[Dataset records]
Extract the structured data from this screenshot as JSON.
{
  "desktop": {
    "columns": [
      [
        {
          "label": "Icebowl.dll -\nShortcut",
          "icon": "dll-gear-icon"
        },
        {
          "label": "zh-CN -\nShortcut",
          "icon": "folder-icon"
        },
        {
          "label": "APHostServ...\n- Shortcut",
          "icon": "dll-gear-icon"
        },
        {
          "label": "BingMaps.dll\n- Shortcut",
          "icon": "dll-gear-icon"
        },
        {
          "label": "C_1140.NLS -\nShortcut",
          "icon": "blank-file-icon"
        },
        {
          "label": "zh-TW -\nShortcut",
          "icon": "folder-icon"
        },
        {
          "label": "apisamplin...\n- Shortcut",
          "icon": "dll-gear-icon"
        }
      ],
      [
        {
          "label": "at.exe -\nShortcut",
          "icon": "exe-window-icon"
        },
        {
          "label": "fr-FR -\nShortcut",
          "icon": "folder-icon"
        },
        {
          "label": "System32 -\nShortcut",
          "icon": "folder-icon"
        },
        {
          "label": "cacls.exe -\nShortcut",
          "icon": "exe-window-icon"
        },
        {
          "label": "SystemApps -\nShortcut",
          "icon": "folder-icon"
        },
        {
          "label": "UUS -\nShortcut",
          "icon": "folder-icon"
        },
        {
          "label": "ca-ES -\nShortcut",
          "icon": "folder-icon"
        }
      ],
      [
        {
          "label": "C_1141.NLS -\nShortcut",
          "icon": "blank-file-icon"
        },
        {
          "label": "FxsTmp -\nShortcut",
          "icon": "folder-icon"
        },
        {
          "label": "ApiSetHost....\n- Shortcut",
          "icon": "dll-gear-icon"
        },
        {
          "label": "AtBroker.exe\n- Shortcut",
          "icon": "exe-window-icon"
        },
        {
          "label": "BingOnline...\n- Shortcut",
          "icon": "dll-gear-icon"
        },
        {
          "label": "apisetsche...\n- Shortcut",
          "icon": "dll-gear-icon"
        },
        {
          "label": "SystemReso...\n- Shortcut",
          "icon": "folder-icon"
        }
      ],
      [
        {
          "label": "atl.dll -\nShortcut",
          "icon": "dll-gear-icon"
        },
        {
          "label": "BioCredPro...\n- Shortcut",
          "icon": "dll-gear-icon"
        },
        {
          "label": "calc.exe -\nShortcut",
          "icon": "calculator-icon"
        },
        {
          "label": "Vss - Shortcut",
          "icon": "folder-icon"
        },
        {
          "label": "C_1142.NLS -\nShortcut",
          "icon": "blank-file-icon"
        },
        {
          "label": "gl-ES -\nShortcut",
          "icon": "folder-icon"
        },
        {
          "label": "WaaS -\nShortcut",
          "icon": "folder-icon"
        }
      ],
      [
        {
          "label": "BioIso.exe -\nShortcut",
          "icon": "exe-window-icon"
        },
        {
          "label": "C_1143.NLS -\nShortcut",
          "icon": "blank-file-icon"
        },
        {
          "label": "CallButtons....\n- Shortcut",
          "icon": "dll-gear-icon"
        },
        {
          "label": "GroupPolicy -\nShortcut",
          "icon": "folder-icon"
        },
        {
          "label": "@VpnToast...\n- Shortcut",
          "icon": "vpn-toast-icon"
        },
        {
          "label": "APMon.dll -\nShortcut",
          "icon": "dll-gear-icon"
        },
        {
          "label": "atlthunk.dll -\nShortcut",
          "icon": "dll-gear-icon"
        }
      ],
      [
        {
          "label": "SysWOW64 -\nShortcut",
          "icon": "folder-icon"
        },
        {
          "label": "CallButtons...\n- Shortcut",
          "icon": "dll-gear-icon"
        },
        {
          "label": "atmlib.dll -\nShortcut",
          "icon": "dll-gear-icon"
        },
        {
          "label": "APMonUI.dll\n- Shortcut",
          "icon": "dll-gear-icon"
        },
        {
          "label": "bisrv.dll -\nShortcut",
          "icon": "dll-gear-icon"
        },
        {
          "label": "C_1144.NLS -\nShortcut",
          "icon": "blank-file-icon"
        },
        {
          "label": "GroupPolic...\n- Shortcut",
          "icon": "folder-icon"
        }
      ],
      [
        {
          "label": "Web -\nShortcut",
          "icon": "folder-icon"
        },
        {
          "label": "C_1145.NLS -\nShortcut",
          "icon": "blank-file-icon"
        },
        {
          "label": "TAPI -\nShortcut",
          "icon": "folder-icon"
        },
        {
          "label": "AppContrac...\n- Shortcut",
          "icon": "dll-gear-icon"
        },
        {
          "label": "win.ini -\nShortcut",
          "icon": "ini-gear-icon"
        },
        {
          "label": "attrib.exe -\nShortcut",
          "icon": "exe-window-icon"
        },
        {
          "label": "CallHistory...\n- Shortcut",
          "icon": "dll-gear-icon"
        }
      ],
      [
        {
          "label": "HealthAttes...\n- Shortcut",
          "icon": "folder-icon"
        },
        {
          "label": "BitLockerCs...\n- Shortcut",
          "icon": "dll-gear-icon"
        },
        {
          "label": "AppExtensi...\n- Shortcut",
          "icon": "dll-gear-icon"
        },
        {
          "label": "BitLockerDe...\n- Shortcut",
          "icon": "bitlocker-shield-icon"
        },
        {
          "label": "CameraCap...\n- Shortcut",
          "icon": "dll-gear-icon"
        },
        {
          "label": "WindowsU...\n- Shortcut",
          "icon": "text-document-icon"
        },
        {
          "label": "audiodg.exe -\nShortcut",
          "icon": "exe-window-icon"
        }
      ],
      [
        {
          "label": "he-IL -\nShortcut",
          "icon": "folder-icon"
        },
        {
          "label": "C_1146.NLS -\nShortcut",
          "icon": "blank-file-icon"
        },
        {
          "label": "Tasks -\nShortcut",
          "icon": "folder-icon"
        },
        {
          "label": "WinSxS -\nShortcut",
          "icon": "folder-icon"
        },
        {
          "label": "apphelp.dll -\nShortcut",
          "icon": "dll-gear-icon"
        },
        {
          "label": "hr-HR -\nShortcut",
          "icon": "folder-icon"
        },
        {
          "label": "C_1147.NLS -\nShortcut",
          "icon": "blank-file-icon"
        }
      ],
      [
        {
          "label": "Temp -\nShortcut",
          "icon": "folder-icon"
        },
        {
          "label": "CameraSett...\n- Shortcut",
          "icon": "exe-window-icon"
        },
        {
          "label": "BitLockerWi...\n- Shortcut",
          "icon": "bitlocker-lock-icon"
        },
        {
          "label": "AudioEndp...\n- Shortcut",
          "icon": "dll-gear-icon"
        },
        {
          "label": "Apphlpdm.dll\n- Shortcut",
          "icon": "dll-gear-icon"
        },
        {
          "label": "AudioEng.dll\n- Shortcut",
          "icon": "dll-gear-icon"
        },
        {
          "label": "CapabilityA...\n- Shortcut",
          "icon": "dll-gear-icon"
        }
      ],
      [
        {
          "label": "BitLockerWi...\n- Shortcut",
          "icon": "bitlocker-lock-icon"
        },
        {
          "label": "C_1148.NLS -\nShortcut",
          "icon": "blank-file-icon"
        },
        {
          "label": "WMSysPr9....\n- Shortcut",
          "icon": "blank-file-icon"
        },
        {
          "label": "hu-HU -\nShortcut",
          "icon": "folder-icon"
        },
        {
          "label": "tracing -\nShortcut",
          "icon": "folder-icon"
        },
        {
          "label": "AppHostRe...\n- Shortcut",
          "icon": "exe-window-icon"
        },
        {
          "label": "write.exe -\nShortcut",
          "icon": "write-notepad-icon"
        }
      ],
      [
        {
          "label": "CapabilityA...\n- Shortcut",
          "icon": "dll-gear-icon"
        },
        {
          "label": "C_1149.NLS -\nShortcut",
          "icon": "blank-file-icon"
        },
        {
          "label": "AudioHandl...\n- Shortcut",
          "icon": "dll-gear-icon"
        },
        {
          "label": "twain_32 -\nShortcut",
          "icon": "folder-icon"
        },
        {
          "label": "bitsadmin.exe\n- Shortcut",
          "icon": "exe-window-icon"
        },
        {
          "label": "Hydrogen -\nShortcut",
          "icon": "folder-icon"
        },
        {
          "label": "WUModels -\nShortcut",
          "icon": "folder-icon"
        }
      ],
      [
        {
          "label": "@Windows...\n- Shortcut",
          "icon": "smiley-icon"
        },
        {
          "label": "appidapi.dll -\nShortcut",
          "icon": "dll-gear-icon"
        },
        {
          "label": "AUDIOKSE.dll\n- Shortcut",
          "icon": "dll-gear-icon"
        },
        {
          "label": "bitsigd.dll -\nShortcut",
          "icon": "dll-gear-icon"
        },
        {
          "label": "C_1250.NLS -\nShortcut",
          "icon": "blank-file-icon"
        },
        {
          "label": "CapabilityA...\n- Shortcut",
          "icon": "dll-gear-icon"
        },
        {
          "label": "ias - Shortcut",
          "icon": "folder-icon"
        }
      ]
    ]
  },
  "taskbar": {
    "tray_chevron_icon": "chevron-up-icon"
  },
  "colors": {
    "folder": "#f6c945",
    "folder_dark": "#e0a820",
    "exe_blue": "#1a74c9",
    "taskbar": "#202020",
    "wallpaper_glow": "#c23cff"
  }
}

# [WHAT THIS TASK INVOLVES]
Look through the data above. Each line containing the word "CallButtons" needs to be copied.

# [TASK SOLUTION]
          "label": "CallButtons....\n- Shortcut",
          "label": "CallButtons...\n- Shortcut",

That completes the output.